## What is asked
Leave out the pictures and repeat every record exactly.
***** Stored records *****
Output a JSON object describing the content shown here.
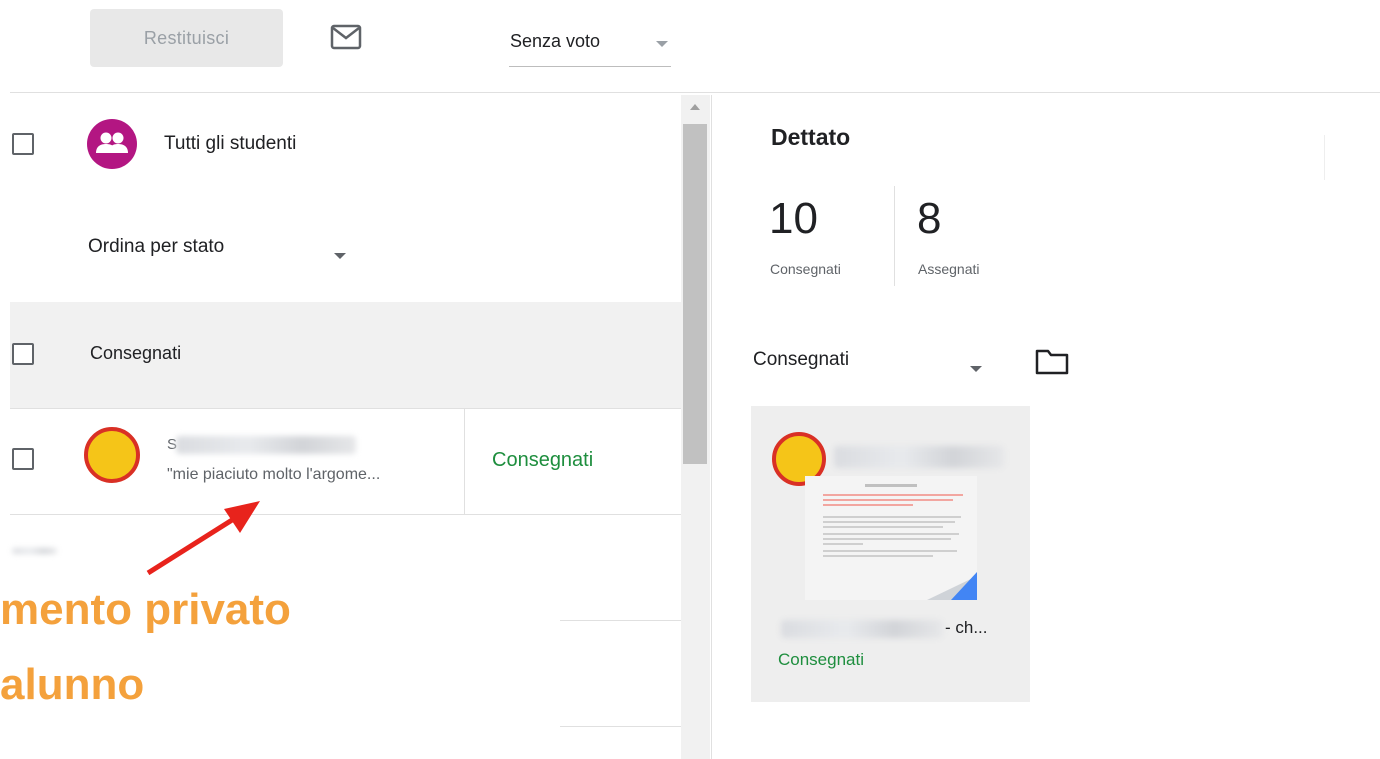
{
  "toolbar": {
    "return_label": "Restituisci",
    "grade_select_value": "Senza voto",
    "mail_icon": "mail-icon"
  },
  "students_list": {
    "all_students_label": "Tutti gli studenti",
    "sort_label": "Ordina per stato",
    "group_label": "Consegnati",
    "rows": [
      {
        "name_initial": "S",
        "comment": "\"mie piaciuto molto l'argome...",
        "status": "Consegnati"
      }
    ]
  },
  "annotation": {
    "line1": "mento privato",
    "line2": "alunno",
    "color": "#f4a13c",
    "arrow_color": "#e8231c"
  },
  "assignment": {
    "title": "Dettato",
    "stats": [
      {
        "value": "10",
        "label": "Consegnati"
      },
      {
        "value": "8",
        "label": "Assegnati"
      }
    ],
    "filter_label": "Consegnati",
    "folder_icon": "folder-icon",
    "card": {
      "file_suffix": "- ch...",
      "status": "Consegnati"
    }
  },
  "colors": {
    "status_green": "#1e8e3e",
    "group_avatar": "#b31682",
    "student_avatar_fill": "#f5c518",
    "student_avatar_ring": "#d93025"
  }
}
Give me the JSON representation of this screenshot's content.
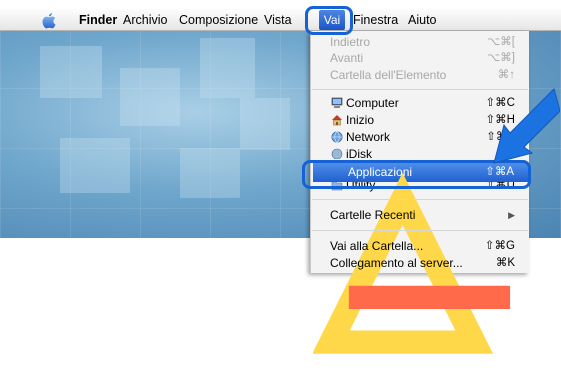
*****
## Written answer
Output a JSON object describing the content shown here.
{
  "toolbar": {
    "return_label": "Restituisci",
    "grade_select_value": "Senza voto",
    "mail_icon": "mail-icon"
  },
  "students_list": {
    "all_students_label": "Tutti gli studenti",
    "sort_label": "Ordina per stato",
    "group_label": "Consegnati",
    "rows": [
      {
        "name_initial": "S",
        "comment": "\"mie piaciuto molto l'argome...",
        "status": "Consegnati"
      }
    ]
  },
  "annotation": {
    "line1": "mento privato",
    "line2": "alunno",
    "color": "#f4a13c",
    "arrow_color": "#e8231c"
  },
  "assignment": {
    "title": "Dettato",
    "stats": [
      {
        "value": "10",
        "label": "Consegnati"
      },
      {
        "value": "8",
        "label": "Assegnati"
      }
    ],
    "filter_label": "Consegnati",
    "folder_icon": "folder-icon",
    "card": {
      "file_suffix": "- ch...",
      "status": "Consegnati"
    }
  },
  "colors": {
    "status_green": "#1e8e3e",
    "group_avatar": "#b31682",
    "student_avatar_fill": "#f5c518",
    "student_avatar_ring": "#d93025"
  }
}
Give me the JSON representation of this screenshot's content.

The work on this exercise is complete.